** What is asked **
Copy each line of the data below with the word "nicht".
══ Information given
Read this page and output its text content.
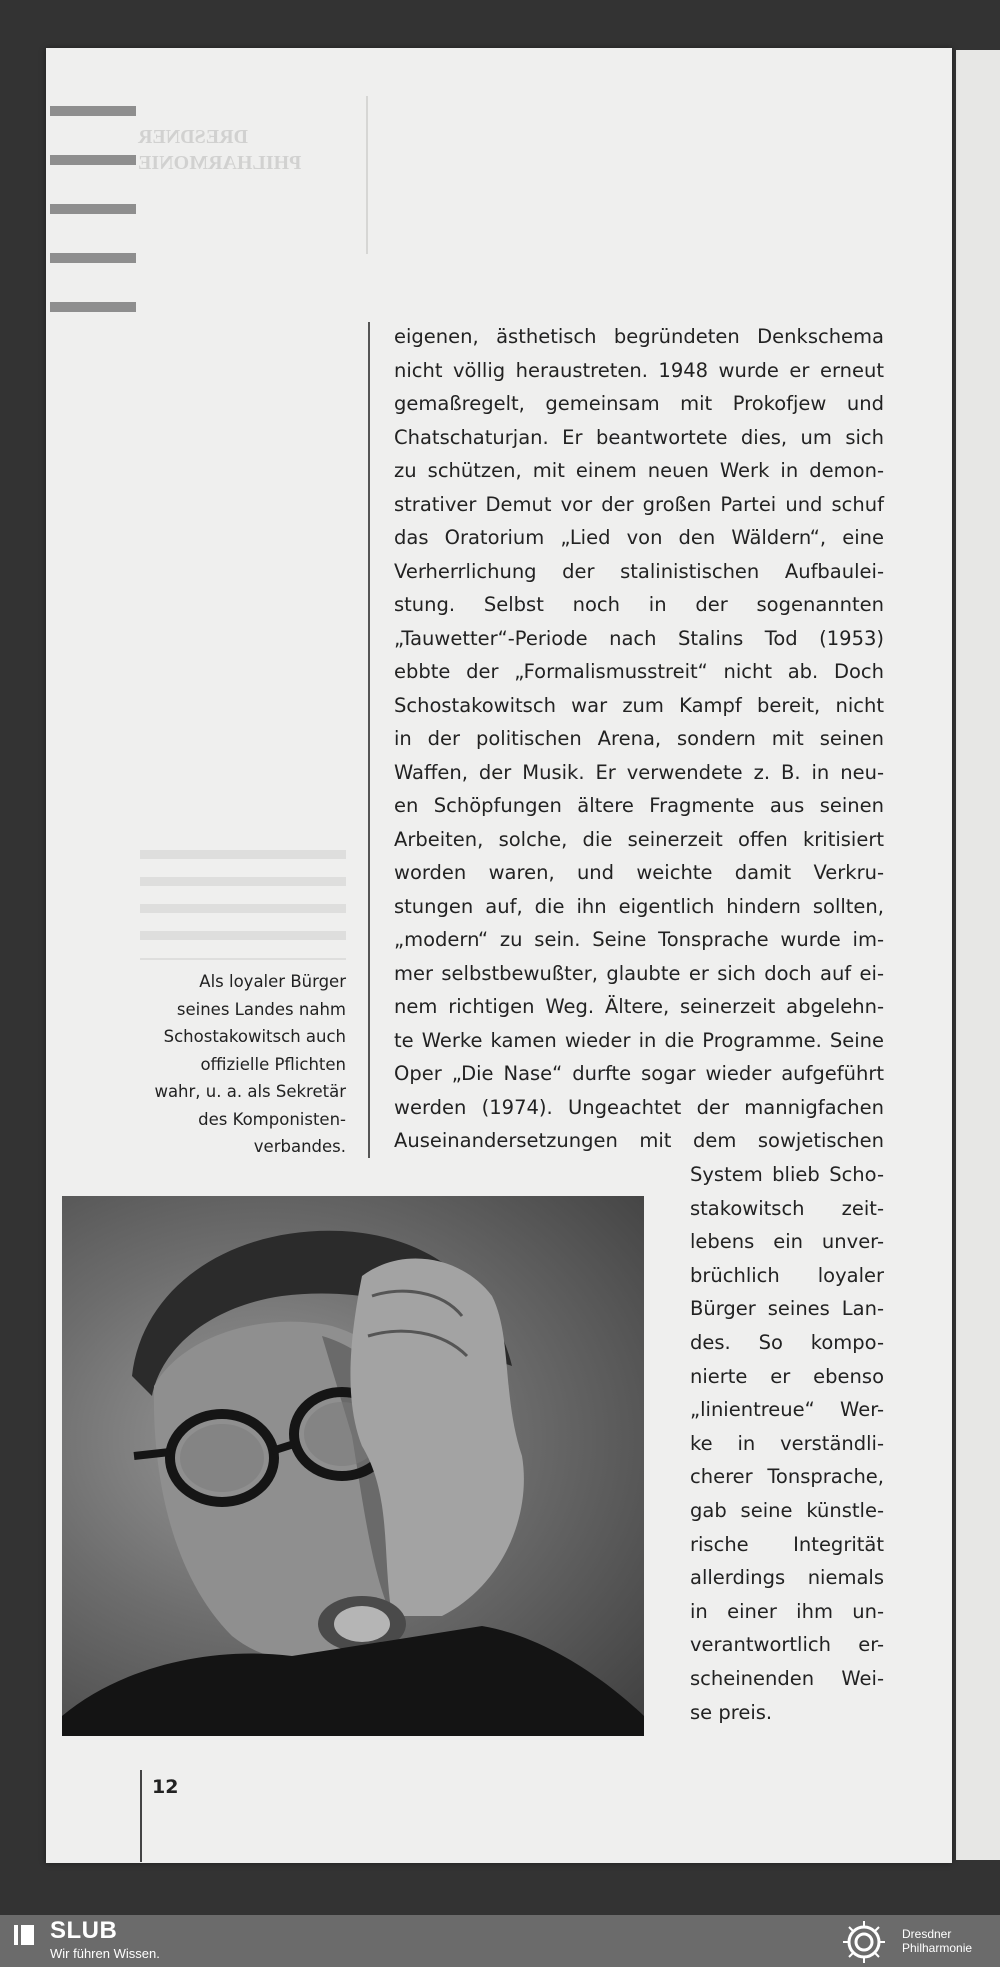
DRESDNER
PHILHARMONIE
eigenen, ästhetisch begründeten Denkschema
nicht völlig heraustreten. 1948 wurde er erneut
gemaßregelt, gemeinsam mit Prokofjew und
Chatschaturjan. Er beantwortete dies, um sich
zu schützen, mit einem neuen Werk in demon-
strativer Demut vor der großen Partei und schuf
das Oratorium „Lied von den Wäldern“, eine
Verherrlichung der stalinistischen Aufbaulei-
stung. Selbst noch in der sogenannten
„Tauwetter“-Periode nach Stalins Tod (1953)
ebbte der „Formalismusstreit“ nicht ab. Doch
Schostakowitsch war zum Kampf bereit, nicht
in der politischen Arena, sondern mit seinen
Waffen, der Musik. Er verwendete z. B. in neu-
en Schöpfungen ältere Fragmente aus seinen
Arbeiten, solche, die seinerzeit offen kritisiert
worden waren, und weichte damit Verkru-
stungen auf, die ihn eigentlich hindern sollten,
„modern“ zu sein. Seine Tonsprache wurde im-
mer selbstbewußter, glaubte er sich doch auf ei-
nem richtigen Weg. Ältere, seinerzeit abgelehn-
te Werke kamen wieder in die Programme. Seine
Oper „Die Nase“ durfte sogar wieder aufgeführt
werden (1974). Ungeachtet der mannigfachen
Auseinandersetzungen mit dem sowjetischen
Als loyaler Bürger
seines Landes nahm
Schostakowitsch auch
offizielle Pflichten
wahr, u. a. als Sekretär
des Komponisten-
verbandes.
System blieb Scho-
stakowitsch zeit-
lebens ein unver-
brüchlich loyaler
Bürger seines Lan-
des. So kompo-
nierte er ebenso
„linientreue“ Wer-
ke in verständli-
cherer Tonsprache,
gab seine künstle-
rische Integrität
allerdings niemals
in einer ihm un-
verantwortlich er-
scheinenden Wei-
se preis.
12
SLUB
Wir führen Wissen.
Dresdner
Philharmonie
════
** Reply to the exercise **
nicht völlig heraustreten. 1948 wurde er erneut
ebbte der „Formalismusstreit“ nicht ab. Doch
Schostakowitsch war zum Kampf bereit, nicht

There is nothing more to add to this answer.